Their male friend doesn't get a magic flower, but he does beat the rapist teachers with a pipe and cut off both of their dicks, before himself being stabbed through the neck with an umbrella.
Mizuki's parents have an odd session of kinky sex in a giant pile of trash.
Her classmates and teacher break out into sex and fights and dancing. One of them is anally raped with a mop and explodes blood in all directions, dying.
One of them has her eyeball squeezed out.
Flower Mizuki looks very bored as she watches all of this, starts slicing people with knives, and finally smiles.
Kirie is watching through her flower, and thanks Mizuki. Maybe the flower is a portal to the world of the dead? I dunno. Maybe they're both alive. In either case, they both have flowers on their head and seem happy.

--- Stored entries ---

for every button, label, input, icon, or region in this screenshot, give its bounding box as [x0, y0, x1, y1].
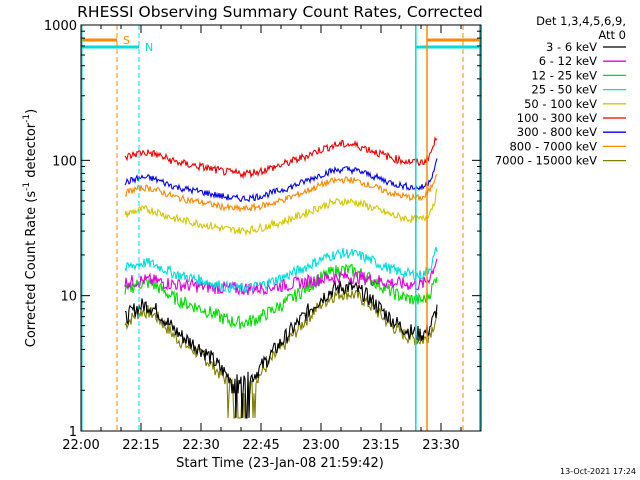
footer-timestamp: 13-Oct-2021 17:24 — [560, 467, 636, 476]
legend-label: 3 - 6 keV — [546, 40, 597, 54]
y-tick-label: 100 — [52, 154, 77, 169]
legend-label: 7000 - 15000 keV — [495, 154, 597, 168]
legend-label: 25 - 50 keV — [531, 83, 597, 97]
series-4-line — [124, 188, 438, 237]
x-tick-label: 23:15 — [362, 438, 399, 453]
series-7-line — [124, 173, 438, 213]
x-tick-label: 22:30 — [182, 438, 219, 453]
legend-header-line-2: Att 0 — [598, 28, 626, 42]
x-tick-label: 22:45 — [242, 438, 279, 453]
y-axis-label: Corrected Count Rate (s-1 detector-1) — [22, 109, 39, 347]
y-tick-label: 1000 — [44, 19, 77, 34]
instrument-flags: SN — [81, 25, 481, 431]
x-tick-label: 22:00 — [62, 438, 99, 453]
saa-flag-label: S — [123, 34, 130, 47]
y-tick-label: 1 — [69, 425, 77, 440]
legend-label: 12 - 25 keV — [531, 68, 597, 82]
plot-frame — [80, 24, 482, 432]
legend-label: 800 - 7000 keV — [509, 139, 597, 153]
legend-label: 50 - 100 keV — [524, 97, 597, 111]
legend-label: 6 - 12 keV — [539, 54, 597, 68]
x-axis: 22:00 22:15 22:30 22:45 23:00 23:15 23:30 — [62, 25, 482, 453]
series-6-line — [124, 158, 438, 203]
series-3-line — [124, 246, 438, 293]
series-5-line — [124, 136, 438, 180]
x-tick-label: 23:30 — [422, 438, 459, 453]
x-axis-label: Start Time (23-Jan-08 21:59:42) — [176, 456, 384, 471]
night-flag-label: N — [145, 41, 153, 54]
series-2-line — [124, 263, 438, 330]
y-tick-label: 10 — [60, 290, 77, 305]
legend-label: 100 - 300 keV — [517, 111, 597, 125]
series-layer — [124, 136, 438, 419]
x-tick-label: 23:00 — [302, 438, 339, 453]
series-0-line — [124, 279, 438, 419]
y-axis: 1 10 100 1000 — [44, 19, 481, 440]
legend-header-line-1: Det 1,3,4,5,6,9, — [536, 14, 626, 28]
series-1-line — [124, 258, 438, 297]
chart-title: RHESSI Observing Summary Count Rates, Co… — [77, 3, 483, 21]
legend-label: 300 - 800 keV — [517, 125, 597, 139]
x-tick-label: 22:15 — [122, 438, 159, 453]
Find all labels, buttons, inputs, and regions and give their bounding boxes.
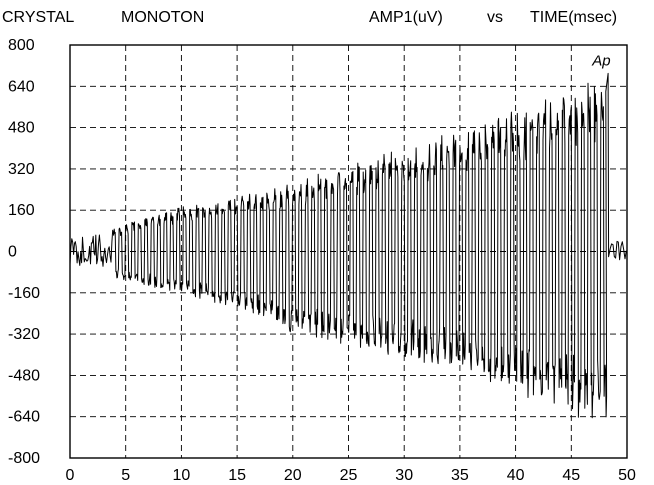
- y-tick-label: -800: [8, 450, 40, 467]
- x-tick-label: 40: [507, 467, 525, 484]
- y-tick-label: 480: [8, 120, 35, 137]
- y-tick-label: -160: [8, 285, 40, 302]
- y-tick-label: 320: [8, 161, 35, 178]
- y-tick-labels: 800 640 480 320 160 0 -160 -320 -480 -640 -800: [8, 37, 40, 467]
- x-tick-label: 25: [340, 467, 358, 484]
- x-tick-labels: 0 5 10 15 20 25 30 35 40 45 50: [66, 467, 636, 484]
- y-tick-label: 160: [8, 202, 35, 219]
- x-tick-label: 45: [562, 467, 580, 484]
- x-tick-label: 5: [121, 467, 130, 484]
- ap-annotation: Ap: [591, 53, 610, 70]
- x-tick-label: 10: [173, 467, 191, 484]
- y-tick-label: 800: [8, 37, 35, 54]
- x-tick-label: 30: [395, 467, 413, 484]
- x-tick-label: 15: [228, 467, 246, 484]
- y-tick-label: -480: [8, 367, 40, 384]
- y-tick-label: 0: [8, 244, 17, 261]
- x-tick-label: 35: [451, 467, 469, 484]
- y-tick-label: -640: [8, 409, 40, 426]
- x-tick-label: 20: [284, 467, 302, 484]
- x-tick-label: 0: [66, 467, 75, 484]
- x-tick-label: 50: [618, 467, 636, 484]
- y-tick-label: -320: [8, 326, 40, 343]
- y-tick-label: 640: [8, 78, 35, 95]
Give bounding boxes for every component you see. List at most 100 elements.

--- Problems to solve ---
(a) Name every object the plot summary says is used to injure or kill someone.
(b) Restate the stretch of the plot summary from "Her classmates and" through "eyeball squeezed out.", substituting "brawls" for "fights".

--- Results in order ---
(a) A pipe, an umbrella, a mop, and knives.

(b)
Her classmates and teacher break out into sex and brawls and dancing. One of them is anally raped with a mop and explodes blood in all directions, dying.
One of them has her eyeball squeezed out.